Set task — Pictures aside, quote the whole listing exactly.

Source records —
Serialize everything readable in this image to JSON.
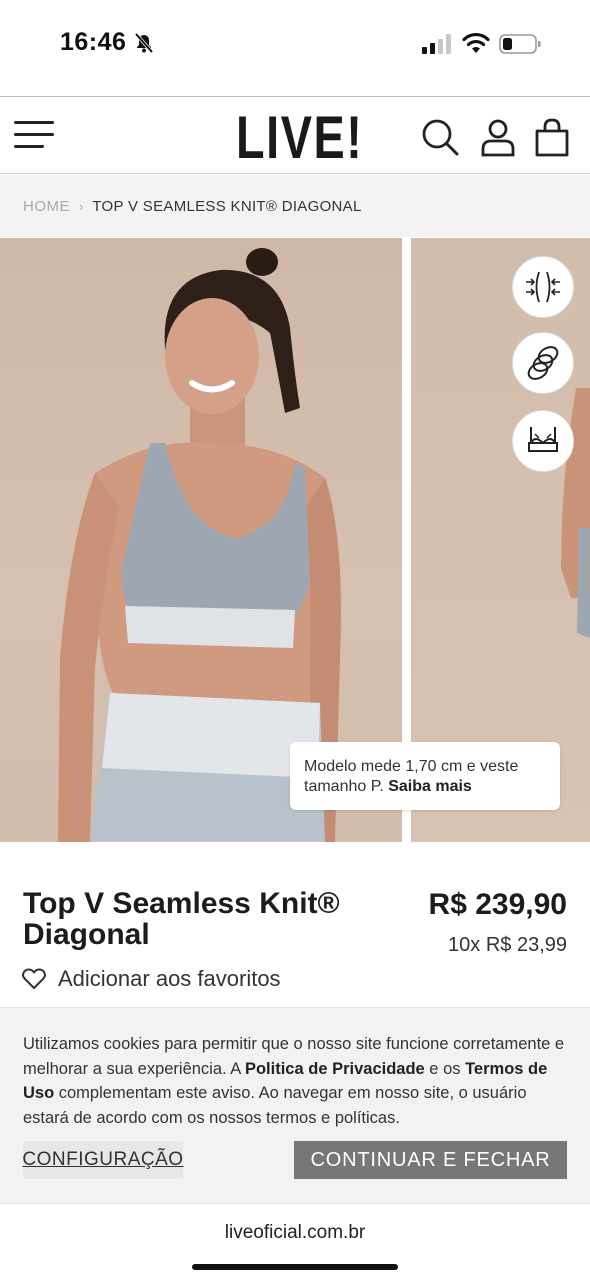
{
  "status_bar": {
    "time": "16:46"
  },
  "header": {
    "logo": "LIVE!",
    "icons": [
      "menu-icon",
      "search-icon",
      "user-icon",
      "bag-icon"
    ]
  },
  "breadcrumb": {
    "home": "HOME",
    "separator": "›",
    "current": "TOP V SEAMLESS KNIT® DIAGONAL"
  },
  "gallery": {
    "feature_icons": [
      "compression-icon",
      "rings-icon",
      "bra-icon"
    ],
    "model_note": {
      "text": "Modelo mede 1,70 cm e veste tamanho P.",
      "link": "Saiba mais"
    }
  },
  "product": {
    "title": "Top V Seamless Knit® Diagonal",
    "price": "R$ 239,90",
    "installments": "10x R$ 23,99",
    "favorite_label": "Adicionar aos favoritos"
  },
  "cookie_banner": {
    "text_1": "Utilizamos cookies para permitir que o nosso site funcione corretamente e melhorar a sua experiência. A ",
    "privacy_link": "Politica de Privacidade",
    "text_2": " e os ",
    "terms_link": "Termos de Uso",
    "text_3": " complementam este aviso. Ao navegar em nosso site, o usuário estará de acordo com os nossos termos e políticas.",
    "config_button": "CONFIGURAÇÃO",
    "continue_button": "CONTINUAR E FECHAR"
  },
  "browser": {
    "url": "liveoficial.com.br"
  },
  "colors": {
    "photo_background": "#d2bcab",
    "banner_background": "#f2f2f2",
    "continue_button": "#777777"
  }
}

Written solution —
Serialize everything readable in this image to JSON.
{
  "status_bar": {
    "time": "16:46"
  },
  "header": {
    "logo": "LIVE!",
    "icons": [
      "menu-icon",
      "search-icon",
      "user-icon",
      "bag-icon"
    ]
  },
  "breadcrumb": {
    "home": "HOME",
    "separator": "›",
    "current": "TOP V SEAMLESS KNIT® DIAGONAL"
  },
  "gallery": {
    "feature_icons": [
      "compression-icon",
      "rings-icon",
      "bra-icon"
    ],
    "model_note": {
      "text": "Modelo mede 1,70 cm e veste tamanho P.",
      "link": "Saiba mais"
    }
  },
  "product": {
    "title": "Top V Seamless Knit® Diagonal",
    "price": "R$ 239,90",
    "installments": "10x R$ 23,99",
    "favorite_label": "Adicionar aos favoritos"
  },
  "cookie_banner": {
    "text_1": "Utilizamos cookies para permitir que o nosso site funcione corretamente e melhorar a sua experiência. A ",
    "privacy_link": "Politica de Privacidade",
    "text_2": " e os ",
    "terms_link": "Termos de Uso",
    "text_3": " complementam este aviso. Ao navegar em nosso site, o usuário estará de acordo com os nossos termos e políticas.",
    "config_button": "CONFIGURAÇÃO",
    "continue_button": "CONTINUAR E FECHAR"
  },
  "browser": {
    "url": "liveoficial.com.br"
  },
  "colors": {
    "photo_background": "#d2bcab",
    "banner_background": "#f2f2f2",
    "continue_button": "#777777"
  }
}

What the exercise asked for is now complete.